Skip the pictures and quote all of the lines exactly.

Figure content listings:
----

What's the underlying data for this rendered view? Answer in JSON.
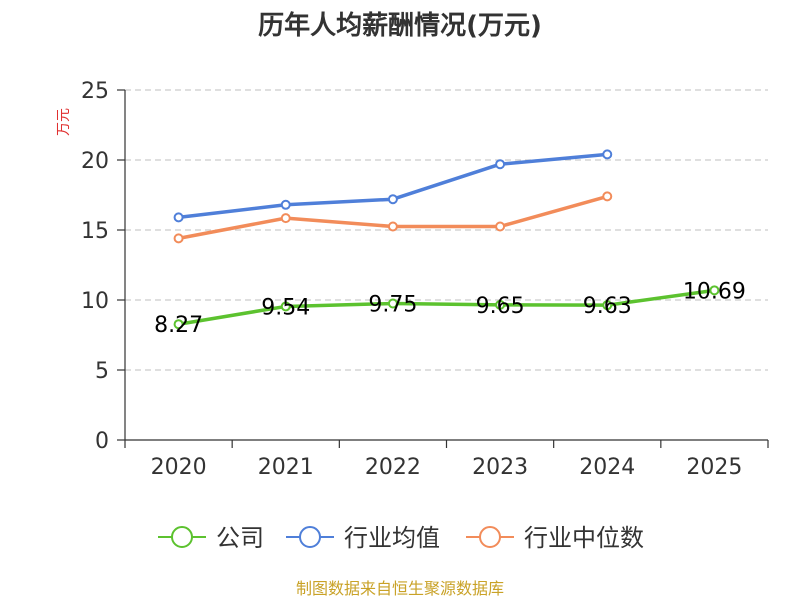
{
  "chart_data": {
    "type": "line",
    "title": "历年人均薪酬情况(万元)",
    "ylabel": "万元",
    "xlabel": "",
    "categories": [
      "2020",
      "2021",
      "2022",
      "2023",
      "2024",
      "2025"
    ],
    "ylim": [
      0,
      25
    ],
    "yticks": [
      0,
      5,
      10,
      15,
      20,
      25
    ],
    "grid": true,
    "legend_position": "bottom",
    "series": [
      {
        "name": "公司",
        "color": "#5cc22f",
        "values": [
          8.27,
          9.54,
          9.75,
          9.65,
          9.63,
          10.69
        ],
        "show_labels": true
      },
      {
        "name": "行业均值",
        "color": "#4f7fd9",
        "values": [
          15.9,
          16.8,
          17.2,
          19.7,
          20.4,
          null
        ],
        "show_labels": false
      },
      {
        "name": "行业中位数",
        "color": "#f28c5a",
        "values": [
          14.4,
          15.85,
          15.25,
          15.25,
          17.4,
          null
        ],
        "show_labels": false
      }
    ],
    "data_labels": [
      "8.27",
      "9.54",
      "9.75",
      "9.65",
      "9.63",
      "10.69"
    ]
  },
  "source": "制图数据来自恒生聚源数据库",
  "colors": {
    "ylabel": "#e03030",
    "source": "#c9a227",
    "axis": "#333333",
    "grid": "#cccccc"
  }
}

----

== Problem solution ==
What's the underlying data for this rendered view? Answer in JSON.
{
  "chart_data": {
    "type": "line",
    "title": "历年人均薪酬情况(万元)",
    "ylabel": "万元",
    "xlabel": "",
    "categories": [
      "2020",
      "2021",
      "2022",
      "2023",
      "2024",
      "2025"
    ],
    "ylim": [
      0,
      25
    ],
    "yticks": [
      0,
      5,
      10,
      15,
      20,
      25
    ],
    "grid": true,
    "legend_position": "bottom",
    "series": [
      {
        "name": "公司",
        "color": "#5cc22f",
        "values": [
          8.27,
          9.54,
          9.75,
          9.65,
          9.63,
          10.69
        ],
        "show_labels": true
      },
      {
        "name": "行业均值",
        "color": "#4f7fd9",
        "values": [
          15.9,
          16.8,
          17.2,
          19.7,
          20.4,
          null
        ],
        "show_labels": false
      },
      {
        "name": "行业中位数",
        "color": "#f28c5a",
        "values": [
          14.4,
          15.85,
          15.25,
          15.25,
          17.4,
          null
        ],
        "show_labels": false
      }
    ],
    "data_labels": [
      "8.27",
      "9.54",
      "9.75",
      "9.65",
      "9.63",
      "10.69"
    ]
  },
  "source": "制图数据来自恒生聚源数据库",
  "colors": {
    "ylabel": "#e03030",
    "source": "#c9a227",
    "axis": "#333333",
    "grid": "#cccccc"
  }
}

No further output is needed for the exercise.